-- Start --

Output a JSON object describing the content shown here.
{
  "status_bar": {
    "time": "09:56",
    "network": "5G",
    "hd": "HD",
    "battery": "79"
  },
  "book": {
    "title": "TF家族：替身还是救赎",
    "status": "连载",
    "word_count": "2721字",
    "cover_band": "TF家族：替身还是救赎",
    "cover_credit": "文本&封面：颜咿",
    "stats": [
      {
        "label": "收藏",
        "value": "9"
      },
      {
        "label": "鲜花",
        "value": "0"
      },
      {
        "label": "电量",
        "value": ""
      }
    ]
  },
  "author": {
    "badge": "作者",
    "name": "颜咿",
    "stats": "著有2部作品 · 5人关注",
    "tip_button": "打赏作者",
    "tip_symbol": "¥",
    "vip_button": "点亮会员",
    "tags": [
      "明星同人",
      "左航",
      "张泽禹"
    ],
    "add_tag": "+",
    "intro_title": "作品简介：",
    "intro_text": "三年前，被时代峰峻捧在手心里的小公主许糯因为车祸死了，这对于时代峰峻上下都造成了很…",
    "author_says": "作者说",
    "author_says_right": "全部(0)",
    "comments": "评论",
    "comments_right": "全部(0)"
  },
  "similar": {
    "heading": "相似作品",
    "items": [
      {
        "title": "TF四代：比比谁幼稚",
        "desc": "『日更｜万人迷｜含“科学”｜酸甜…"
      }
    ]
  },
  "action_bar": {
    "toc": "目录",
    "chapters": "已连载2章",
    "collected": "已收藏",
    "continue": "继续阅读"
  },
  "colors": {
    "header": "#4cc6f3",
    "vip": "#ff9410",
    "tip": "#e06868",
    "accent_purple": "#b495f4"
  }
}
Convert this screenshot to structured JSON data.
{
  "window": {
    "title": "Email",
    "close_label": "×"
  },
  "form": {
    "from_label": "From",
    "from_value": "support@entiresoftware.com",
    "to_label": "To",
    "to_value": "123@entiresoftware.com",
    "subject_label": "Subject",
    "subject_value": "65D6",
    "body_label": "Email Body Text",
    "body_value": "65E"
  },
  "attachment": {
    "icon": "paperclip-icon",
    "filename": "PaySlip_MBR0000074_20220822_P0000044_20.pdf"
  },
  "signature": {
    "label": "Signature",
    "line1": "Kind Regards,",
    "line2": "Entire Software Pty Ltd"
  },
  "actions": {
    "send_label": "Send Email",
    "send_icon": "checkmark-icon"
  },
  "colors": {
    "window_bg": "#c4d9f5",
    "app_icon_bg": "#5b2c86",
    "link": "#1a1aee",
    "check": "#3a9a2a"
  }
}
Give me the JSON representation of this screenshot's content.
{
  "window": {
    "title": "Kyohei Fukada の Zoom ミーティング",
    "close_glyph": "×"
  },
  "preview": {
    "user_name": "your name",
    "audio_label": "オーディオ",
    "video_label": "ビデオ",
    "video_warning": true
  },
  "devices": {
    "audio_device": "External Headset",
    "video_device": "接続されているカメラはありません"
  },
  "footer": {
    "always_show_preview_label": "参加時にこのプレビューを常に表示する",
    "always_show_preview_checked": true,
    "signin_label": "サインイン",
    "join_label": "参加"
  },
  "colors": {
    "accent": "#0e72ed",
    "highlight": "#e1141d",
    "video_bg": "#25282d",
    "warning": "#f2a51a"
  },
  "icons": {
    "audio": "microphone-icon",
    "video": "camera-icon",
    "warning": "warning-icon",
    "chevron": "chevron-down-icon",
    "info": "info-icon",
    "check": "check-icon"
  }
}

-- End --

→ GIVEN INSTRUCTION
Output every entry shown above, exactly.

→ OUTPUT OF THE EXERCISE
Output a JSON object describing the content shown here.
{
  "status_bar": {
    "time": "09:56",
    "network": "5G",
    "hd": "HD",
    "battery": "79"
  },
  "book": {
    "title": "TF家族：替身还是救赎",
    "status": "连载",
    "word_count": "2721字",
    "cover_band": "TF家族：替身还是救赎",
    "cover_credit": "文本&封面：颜咿",
    "stats": [
      {
        "label": "收藏",
        "value": "9"
      },
      {
        "label": "鲜花",
        "value": "0"
      },
      {
        "label": "电量",
        "value": ""
      }
    ]
  },
  "author": {
    "badge": "作者",
    "name": "颜咿",
    "stats": "著有2部作品 · 5人关注",
    "tip_button": "打赏作者",
    "tip_symbol": "¥",
    "vip_button": "点亮会员",
    "tags": [
      "明星同人",
      "左航",
      "张泽禹"
    ],
    "add_tag": "+",
    "intro_title": "作品简介：",
    "intro_text": "三年前，被时代峰峻捧在手心里的小公主许糯因为车祸死了，这对于时代峰峻上下都造成了很…",
    "author_says": "作者说",
    "author_says_right": "全部(0)",
    "comments": "评论",
    "comments_right": "全部(0)"
  },
  "similar": {
    "heading": "相似作品",
    "items": [
      {
        "title": "TF四代：比比谁幼稚",
        "desc": "『日更｜万人迷｜含“科学”｜酸甜…"
      }
    ]
  },
  "action_bar": {
    "toc": "目录",
    "chapters": "已连载2章",
    "collected": "已收藏",
    "continue": "继续阅读"
  },
  "colors": {
    "header": "#4cc6f3",
    "vip": "#ff9410",
    "tip": "#e06868",
    "accent_purple": "#b495f4"
  }
}
Convert this screenshot to structured JSON data.
{
  "window": {
    "title": "Email",
    "close_label": "×"
  },
  "form": {
    "from_label": "From",
    "from_value": "support@entiresoftware.com",
    "to_label": "To",
    "to_value": "123@entiresoftware.com",
    "subject_label": "Subject",
    "subject_value": "65D6",
    "body_label": "Email Body Text",
    "body_value": "65E"
  },
  "attachment": {
    "icon": "paperclip-icon",
    "filename": "PaySlip_MBR0000074_20220822_P0000044_20.pdf"
  },
  "signature": {
    "label": "Signature",
    "line1": "Kind Regards,",
    "line2": "Entire Software Pty Ltd"
  },
  "actions": {
    "send_label": "Send Email",
    "send_icon": "checkmark-icon"
  },
  "colors": {
    "window_bg": "#c4d9f5",
    "app_icon_bg": "#5b2c86",
    "link": "#1a1aee",
    "check": "#3a9a2a"
  }
}
Give me the JSON representation of this screenshot's content.
{
  "window": {
    "title": "Kyohei Fukada の Zoom ミーティング",
    "close_glyph": "×"
  },
  "preview": {
    "user_name": "your name",
    "audio_label": "オーディオ",
    "video_label": "ビデオ",
    "video_warning": true
  },
  "devices": {
    "audio_device": "External Headset",
    "video_device": "接続されているカメラはありません"
  },
  "footer": {
    "always_show_preview_label": "参加時にこのプレビューを常に表示する",
    "always_show_preview_checked": true,
    "signin_label": "サインイン",
    "join_label": "参加"
  },
  "colors": {
    "accent": "#0e72ed",
    "highlight": "#e1141d",
    "video_bg": "#25282d",
    "warning": "#f2a51a"
  },
  "icons": {
    "audio": "microphone-icon",
    "video": "camera-icon",
    "warning": "warning-icon",
    "chevron": "chevron-down-icon",
    "info": "info-icon",
    "check": "check-icon"
  }
}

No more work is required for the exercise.